- _Goal_:
Below are records; extract exactly the lines from the one containing "Extract all the data from this chart as JSON." through the last, both included, and keep the pictures out.

== == ==

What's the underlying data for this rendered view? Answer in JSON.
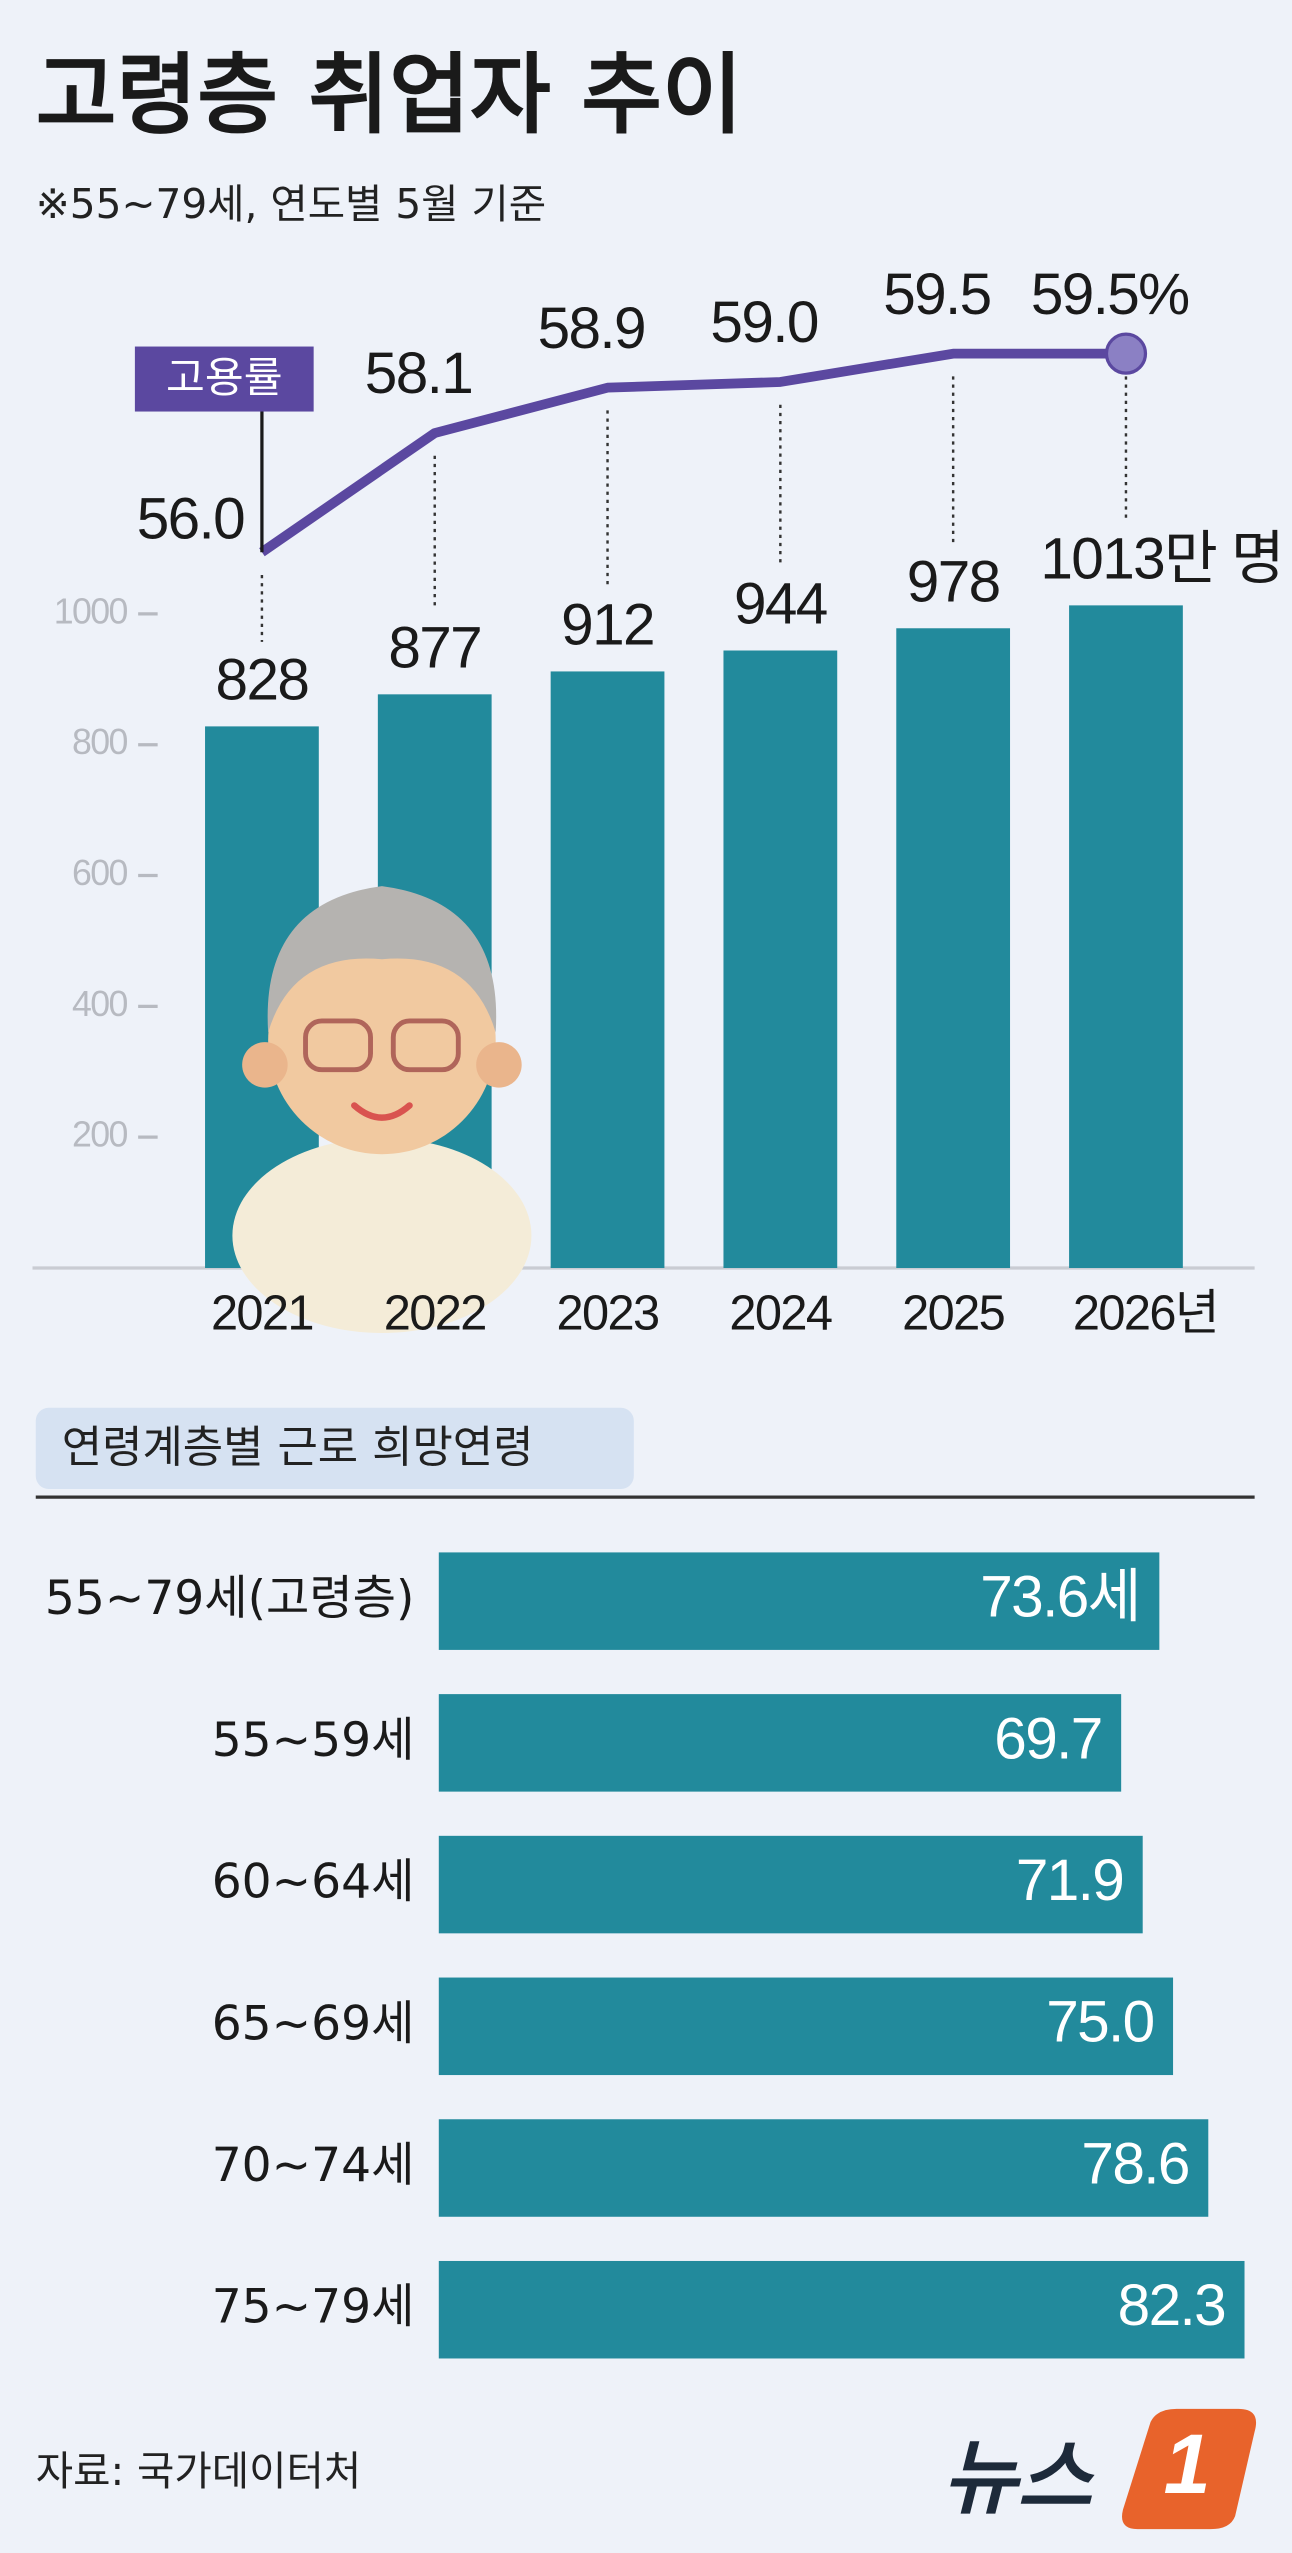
{
  "chart_data": [
    {
      "type": "bar",
      "title": "고령층 취업자 추이",
      "subtitle": "※55~79세, 연도별 5월 기준",
      "categories": [
        "2021",
        "2022",
        "2023",
        "2024",
        "2025",
        "2026년"
      ],
      "values": [
        828,
        877,
        912,
        944,
        978,
        1013
      ],
      "value_labels": [
        "828",
        "877",
        "912",
        "944",
        "978",
        "1013만 명"
      ],
      "color": "#228a9c",
      "ylim": [
        0,
        1100
      ],
      "yticks": [
        200,
        400,
        600,
        800,
        1000
      ],
      "y2lim": [
        50,
        61
      ],
      "series": [
        {
          "name": "고용률",
          "type": "line",
          "axis": "y2",
          "color": "#5b48a0",
          "values": [
            56.0,
            58.1,
            58.9,
            59.0,
            59.5,
            59.5
          ],
          "value_labels": [
            "56.0",
            "58.1",
            "58.9",
            "59.0",
            "59.5",
            "59.5%"
          ]
        }
      ]
    },
    {
      "type": "hbar",
      "title": "연령계층별 근로 희망연령",
      "categories": [
        "55~79세(고령층)",
        "55~59세",
        "60~64세",
        "65~69세",
        "70~74세",
        "75~79세"
      ],
      "values": [
        73.6,
        69.7,
        71.9,
        75.0,
        78.6,
        82.3
      ],
      "value_labels": [
        "73.6세",
        "69.7",
        "71.9",
        "75.0",
        "78.6",
        "82.3"
      ],
      "color": "#228a9c",
      "xlim": [
        0,
        83
      ]
    }
  ],
  "source": "자료: 국가데이터처",
  "logo": {
    "text": "뉴스",
    "mark": "1"
  }
}
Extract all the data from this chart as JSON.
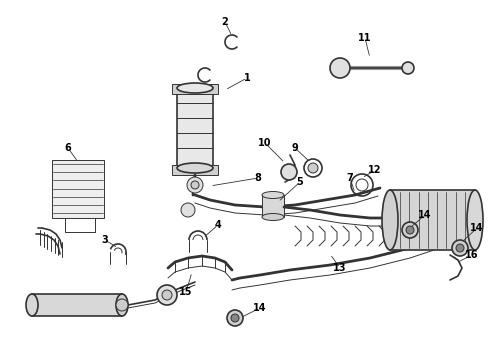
{
  "background_color": "#ffffff",
  "line_color": "#333333",
  "text_color": "#000000",
  "fig_width": 4.89,
  "fig_height": 3.6,
  "dpi": 100
}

== == ==

- _Final result_:
Extract all the data from this chart as JSON.
{
  "background_color": "#ffffff",
  "line_color": "#333333",
  "text_color": "#000000",
  "fig_width": 4.89,
  "fig_height": 3.6,
  "dpi": 100
}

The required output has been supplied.